▶ **REQUIRED TASK**
In the listing below, pick out lines with "创新教研模式".

Data listing
────────────────────

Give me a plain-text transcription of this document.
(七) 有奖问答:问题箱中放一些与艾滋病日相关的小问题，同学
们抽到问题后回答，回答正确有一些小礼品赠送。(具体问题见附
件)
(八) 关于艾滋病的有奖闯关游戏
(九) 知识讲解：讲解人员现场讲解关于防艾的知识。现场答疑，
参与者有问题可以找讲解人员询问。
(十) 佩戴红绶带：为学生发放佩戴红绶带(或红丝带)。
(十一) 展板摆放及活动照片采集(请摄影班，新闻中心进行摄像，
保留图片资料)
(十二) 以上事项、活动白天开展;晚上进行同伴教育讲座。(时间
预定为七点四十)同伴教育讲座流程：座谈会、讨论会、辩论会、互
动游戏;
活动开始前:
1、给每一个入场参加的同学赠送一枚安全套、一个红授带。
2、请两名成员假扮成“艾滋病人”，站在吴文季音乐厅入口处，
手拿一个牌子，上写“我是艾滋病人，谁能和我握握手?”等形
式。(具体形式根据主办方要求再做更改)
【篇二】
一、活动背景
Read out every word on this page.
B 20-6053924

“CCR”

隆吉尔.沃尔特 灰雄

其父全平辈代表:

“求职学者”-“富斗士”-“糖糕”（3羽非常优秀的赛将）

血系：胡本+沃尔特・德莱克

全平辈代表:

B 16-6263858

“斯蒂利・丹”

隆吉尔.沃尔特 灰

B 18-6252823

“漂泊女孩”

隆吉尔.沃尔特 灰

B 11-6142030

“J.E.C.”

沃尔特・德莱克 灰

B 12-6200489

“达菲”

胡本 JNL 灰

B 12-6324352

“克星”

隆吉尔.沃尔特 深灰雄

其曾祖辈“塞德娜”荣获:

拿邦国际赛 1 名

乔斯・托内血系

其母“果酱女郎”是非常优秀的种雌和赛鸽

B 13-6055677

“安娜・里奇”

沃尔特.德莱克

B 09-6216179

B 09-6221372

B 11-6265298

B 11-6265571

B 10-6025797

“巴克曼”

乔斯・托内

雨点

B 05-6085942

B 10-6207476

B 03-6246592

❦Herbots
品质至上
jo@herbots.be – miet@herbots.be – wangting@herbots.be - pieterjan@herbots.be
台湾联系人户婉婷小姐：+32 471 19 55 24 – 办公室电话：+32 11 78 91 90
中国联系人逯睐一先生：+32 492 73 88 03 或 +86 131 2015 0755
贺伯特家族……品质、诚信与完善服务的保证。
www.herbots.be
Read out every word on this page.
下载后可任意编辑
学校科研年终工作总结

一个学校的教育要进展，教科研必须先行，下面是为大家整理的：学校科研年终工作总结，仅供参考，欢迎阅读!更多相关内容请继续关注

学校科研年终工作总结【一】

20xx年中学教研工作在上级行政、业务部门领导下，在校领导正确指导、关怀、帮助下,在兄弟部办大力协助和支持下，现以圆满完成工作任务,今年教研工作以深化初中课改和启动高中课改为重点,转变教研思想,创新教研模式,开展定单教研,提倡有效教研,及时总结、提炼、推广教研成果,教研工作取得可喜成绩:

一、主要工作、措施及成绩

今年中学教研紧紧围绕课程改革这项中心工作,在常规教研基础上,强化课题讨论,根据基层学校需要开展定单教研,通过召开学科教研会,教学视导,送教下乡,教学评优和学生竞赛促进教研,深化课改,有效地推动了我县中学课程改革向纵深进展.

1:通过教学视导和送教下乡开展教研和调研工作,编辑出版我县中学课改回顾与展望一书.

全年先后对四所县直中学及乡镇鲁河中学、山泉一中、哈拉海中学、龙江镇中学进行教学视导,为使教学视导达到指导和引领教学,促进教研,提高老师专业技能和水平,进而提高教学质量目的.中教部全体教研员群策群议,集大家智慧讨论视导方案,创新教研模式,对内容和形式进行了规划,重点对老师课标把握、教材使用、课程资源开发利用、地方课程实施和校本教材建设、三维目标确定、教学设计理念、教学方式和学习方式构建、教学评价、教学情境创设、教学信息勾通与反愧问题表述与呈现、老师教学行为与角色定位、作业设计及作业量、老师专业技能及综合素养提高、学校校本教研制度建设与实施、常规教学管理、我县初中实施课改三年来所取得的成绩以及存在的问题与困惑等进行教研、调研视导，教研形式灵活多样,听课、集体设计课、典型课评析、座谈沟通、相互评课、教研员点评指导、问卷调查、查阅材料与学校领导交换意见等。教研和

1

────────────────────

▶ **EXPECTED ANSWER**
20xx年中学教研工作在上级行政、业务部门领导下，在校领导正确指导、关怀、帮助下,在兄弟部办大力协助和支持下，现以圆满完成工作任务,今年教研工作以深化初中课改和启动高中课改为重点,转变教研思想,创新教研模式,开展定单教研,提倡有效教研,及时总结、提炼、推广教研成果,教研工作取得可喜成绩:
全年先后对四所县直中学及乡镇鲁河中学、山泉一中、哈拉海中学、龙江镇中学进行教学视导,为使教学视导达到指导和引领教学,促进教研,提高老师专业技能和水平,进而提高教学质量目的.中教部全体教研员群策群议,集大家智慧讨论视导方案,创新教研模式,对内容和形式进行了规划,重点对老师课标把握、教材使用、课程资源开发利用、地方课程实施和校本教材建设、三维目标确定、教学设计理念、教学方式和学习方式构建、教学评价、教学情境创设、教学信息勾通与反愧问题表述与呈现、老师教学行为与角色定位、作业设计及作业量、老师专业技能及综合素养提高、学校校本教研制度建设与实施、常规教学管理、我县初中实施课改三年来所取得的成绩以及存在的问题与困惑等进行教研、调研视导，教研形式灵活多样,听课、集体设计课、典型课评析、座谈沟通、相互评课、教研员点评指导、问卷调查、查阅材料与学校领导交换意见等。教研和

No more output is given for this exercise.